---------- Data records ----------
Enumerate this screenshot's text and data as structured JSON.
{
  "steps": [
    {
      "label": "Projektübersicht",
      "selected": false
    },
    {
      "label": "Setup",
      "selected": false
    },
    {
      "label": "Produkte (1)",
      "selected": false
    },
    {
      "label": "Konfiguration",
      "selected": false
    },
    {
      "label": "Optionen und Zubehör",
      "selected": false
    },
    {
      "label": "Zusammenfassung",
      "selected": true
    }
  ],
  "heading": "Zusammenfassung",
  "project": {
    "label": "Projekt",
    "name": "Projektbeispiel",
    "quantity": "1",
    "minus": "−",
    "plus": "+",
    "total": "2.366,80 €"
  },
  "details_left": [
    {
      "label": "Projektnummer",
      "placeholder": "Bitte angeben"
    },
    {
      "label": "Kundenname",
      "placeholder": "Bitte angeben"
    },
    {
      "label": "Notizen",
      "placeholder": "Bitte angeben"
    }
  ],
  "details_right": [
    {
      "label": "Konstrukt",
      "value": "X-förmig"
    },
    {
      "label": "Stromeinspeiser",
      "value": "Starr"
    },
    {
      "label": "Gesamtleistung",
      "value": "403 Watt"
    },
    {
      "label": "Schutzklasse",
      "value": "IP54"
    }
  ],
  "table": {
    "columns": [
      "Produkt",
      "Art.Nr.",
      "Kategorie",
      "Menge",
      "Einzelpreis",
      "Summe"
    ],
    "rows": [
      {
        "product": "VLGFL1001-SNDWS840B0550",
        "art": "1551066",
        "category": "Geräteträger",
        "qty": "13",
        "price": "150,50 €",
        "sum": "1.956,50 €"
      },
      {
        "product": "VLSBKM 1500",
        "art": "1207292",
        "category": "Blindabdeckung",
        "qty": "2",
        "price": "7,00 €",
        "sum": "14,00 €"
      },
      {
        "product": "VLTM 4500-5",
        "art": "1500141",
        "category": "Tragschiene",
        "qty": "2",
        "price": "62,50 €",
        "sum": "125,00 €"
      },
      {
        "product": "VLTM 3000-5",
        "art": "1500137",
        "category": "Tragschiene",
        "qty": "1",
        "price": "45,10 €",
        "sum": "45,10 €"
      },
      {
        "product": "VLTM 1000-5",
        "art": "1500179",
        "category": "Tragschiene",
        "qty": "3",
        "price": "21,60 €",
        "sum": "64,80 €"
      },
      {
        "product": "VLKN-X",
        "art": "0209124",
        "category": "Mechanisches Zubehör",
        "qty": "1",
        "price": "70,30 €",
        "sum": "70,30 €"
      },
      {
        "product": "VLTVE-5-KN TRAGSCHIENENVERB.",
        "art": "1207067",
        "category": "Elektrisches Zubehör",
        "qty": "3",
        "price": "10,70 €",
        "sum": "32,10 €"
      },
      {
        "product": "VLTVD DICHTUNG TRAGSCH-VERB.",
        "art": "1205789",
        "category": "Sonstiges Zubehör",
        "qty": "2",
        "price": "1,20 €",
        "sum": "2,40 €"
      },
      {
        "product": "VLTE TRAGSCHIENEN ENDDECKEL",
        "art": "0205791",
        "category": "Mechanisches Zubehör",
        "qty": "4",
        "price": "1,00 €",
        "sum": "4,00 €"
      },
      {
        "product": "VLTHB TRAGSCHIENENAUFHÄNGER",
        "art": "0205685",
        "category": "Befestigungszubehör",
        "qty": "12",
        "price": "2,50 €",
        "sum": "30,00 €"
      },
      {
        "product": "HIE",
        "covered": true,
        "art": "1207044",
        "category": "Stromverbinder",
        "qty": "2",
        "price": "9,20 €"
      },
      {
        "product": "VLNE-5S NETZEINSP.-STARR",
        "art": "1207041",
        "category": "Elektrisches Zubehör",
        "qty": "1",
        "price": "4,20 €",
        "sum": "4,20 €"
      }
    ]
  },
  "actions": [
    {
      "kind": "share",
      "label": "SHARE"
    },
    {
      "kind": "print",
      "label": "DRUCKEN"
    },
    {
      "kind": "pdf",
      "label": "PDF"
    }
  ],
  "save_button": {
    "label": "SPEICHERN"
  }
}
----------
**Problem details**
Above are lines of data; state how many of them contain the word "VLTM", with no other output.

**Task solution**
3